| Task brief |
Pictures aside, repeat every entry exactly.

| Provided records |
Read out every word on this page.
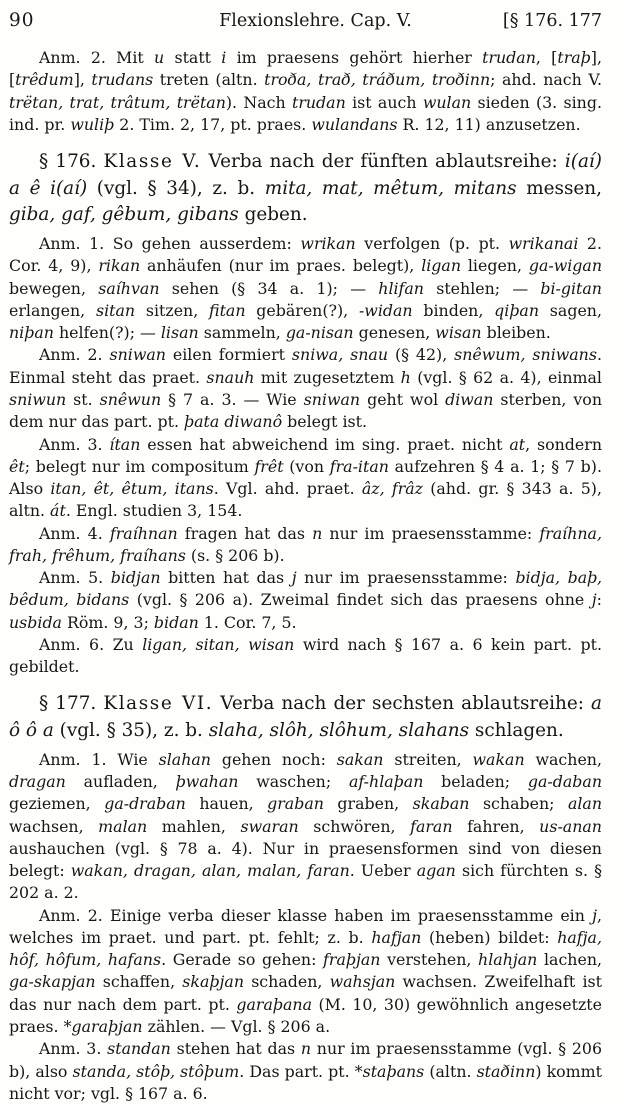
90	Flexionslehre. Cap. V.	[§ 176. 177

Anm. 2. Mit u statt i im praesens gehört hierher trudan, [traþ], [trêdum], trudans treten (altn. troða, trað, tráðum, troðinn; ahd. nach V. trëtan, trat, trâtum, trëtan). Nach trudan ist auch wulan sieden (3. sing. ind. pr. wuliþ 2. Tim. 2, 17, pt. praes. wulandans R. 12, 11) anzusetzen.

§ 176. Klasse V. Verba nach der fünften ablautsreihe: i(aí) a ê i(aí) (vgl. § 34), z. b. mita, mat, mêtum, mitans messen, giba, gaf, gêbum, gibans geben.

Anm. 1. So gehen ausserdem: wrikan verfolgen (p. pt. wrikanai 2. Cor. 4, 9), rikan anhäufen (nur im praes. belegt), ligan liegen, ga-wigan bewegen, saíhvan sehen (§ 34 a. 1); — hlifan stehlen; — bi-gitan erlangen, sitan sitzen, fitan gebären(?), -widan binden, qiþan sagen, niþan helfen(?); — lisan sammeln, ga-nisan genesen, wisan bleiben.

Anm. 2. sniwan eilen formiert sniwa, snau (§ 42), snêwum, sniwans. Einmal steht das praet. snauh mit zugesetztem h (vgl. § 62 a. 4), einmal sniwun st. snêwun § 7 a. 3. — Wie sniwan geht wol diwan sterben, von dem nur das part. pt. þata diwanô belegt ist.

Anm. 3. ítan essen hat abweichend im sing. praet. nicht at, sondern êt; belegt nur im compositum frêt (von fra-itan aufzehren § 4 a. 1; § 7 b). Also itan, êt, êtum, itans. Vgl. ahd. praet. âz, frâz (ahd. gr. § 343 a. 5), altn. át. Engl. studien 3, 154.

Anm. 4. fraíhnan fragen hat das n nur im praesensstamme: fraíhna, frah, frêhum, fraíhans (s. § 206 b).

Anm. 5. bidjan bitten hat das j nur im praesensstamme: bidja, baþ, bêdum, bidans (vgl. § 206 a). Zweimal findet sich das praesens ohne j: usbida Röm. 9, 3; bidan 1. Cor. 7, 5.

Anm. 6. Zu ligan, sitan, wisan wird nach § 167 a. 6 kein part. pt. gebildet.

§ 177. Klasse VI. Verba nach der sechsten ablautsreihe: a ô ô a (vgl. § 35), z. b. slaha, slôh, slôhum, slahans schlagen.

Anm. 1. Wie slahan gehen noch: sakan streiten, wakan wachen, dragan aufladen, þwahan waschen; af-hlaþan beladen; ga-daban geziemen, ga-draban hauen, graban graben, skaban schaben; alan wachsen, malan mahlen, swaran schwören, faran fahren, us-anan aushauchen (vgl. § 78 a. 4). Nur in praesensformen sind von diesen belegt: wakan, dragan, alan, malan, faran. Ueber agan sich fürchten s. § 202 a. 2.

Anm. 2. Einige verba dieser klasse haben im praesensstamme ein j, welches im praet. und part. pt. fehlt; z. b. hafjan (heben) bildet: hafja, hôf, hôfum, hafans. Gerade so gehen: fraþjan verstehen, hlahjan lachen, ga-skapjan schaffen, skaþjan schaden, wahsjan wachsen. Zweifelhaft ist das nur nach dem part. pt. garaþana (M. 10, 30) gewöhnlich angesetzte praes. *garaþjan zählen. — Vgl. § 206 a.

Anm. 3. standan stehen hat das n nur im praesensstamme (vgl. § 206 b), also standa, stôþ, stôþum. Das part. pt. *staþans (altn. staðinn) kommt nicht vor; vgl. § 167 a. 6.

| Completed task |
Read out every word on this page.
90	Flexionslehre. Cap. V.	[§ 176. 177

Anm. 2. Mit u statt i im praesens gehört hierher trudan, [traþ], [trêdum], trudans treten (altn. troða, trað, tráðum, troðinn; ahd. nach V. trëtan, trat, trâtum, trëtan). Nach trudan ist auch wulan sieden (3. sing. ind. pr. wuliþ 2. Tim. 2, 17, pt. praes. wulandans R. 12, 11) anzusetzen.

§ 176. Klasse V. Verba nach der fünften ablautsreihe: i(aí) a ê i(aí) (vgl. § 34), z. b. mita, mat, mêtum, mitans messen, giba, gaf, gêbum, gibans geben.

Anm. 1. So gehen ausserdem: wrikan verfolgen (p. pt. wrikanai 2. Cor. 4, 9), rikan anhäufen (nur im praes. belegt), ligan liegen, ga-wigan bewegen, saíhvan sehen (§ 34 a. 1); — hlifan stehlen; — bi-gitan erlangen, sitan sitzen, fitan gebären(?), -widan binden, qiþan sagen, niþan helfen(?); — lisan sammeln, ga-nisan genesen, wisan bleiben.

Anm. 2. sniwan eilen formiert sniwa, snau (§ 42), snêwum, sniwans. Einmal steht das praet. snauh mit zugesetztem h (vgl. § 62 a. 4), einmal sniwun st. snêwun § 7 a. 3. — Wie sniwan geht wol diwan sterben, von dem nur das part. pt. þata diwanô belegt ist.

Anm. 3. ítan essen hat abweichend im sing. praet. nicht at, sondern êt; belegt nur im compositum frêt (von fra-itan aufzehren § 4 a. 1; § 7 b). Also itan, êt, êtum, itans. Vgl. ahd. praet. âz, frâz (ahd. gr. § 343 a. 5), altn. át. Engl. studien 3, 154.

Anm. 4. fraíhnan fragen hat das n nur im praesensstamme: fraíhna, frah, frêhum, fraíhans (s. § 206 b).

Anm. 5. bidjan bitten hat das j nur im praesensstamme: bidja, baþ, bêdum, bidans (vgl. § 206 a). Zweimal findet sich das praesens ohne j: usbida Röm. 9, 3; bidan 1. Cor. 7, 5.

Anm. 6. Zu ligan, sitan, wisan wird nach § 167 a. 6 kein part. pt. gebildet.

§ 177. Klasse VI. Verba nach der sechsten ablautsreihe: a ô ô a (vgl. § 35), z. b. slaha, slôh, slôhum, slahans schlagen.

Anm. 1. Wie slahan gehen noch: sakan streiten, wakan wachen, dragan aufladen, þwahan waschen; af-hlaþan beladen; ga-daban geziemen, ga-draban hauen, graban graben, skaban schaben; alan wachsen, malan mahlen, swaran schwören, faran fahren, us-anan aushauchen (vgl. § 78 a. 4). Nur in praesensformen sind von diesen belegt: wakan, dragan, alan, malan, faran. Ueber agan sich fürchten s. § 202 a. 2.

Anm. 2. Einige verba dieser klasse haben im praesensstamme ein j, welches im praet. und part. pt. fehlt; z. b. hafjan (heben) bildet: hafja, hôf, hôfum, hafans. Gerade so gehen: fraþjan verstehen, hlahjan lachen, ga-skapjan schaffen, skaþjan schaden, wahsjan wachsen. Zweifelhaft ist das nur nach dem part. pt. garaþana (M. 10, 30) gewöhnlich angesetzte praes. *garaþjan zählen. — Vgl. § 206 a.

Anm. 3. standan stehen hat das n nur im praesensstamme (vgl. § 206 b), also standa, stôþ, stôþum. Das part. pt. *staþans (altn. staðinn) kommt nicht vor; vgl. § 167 a. 6.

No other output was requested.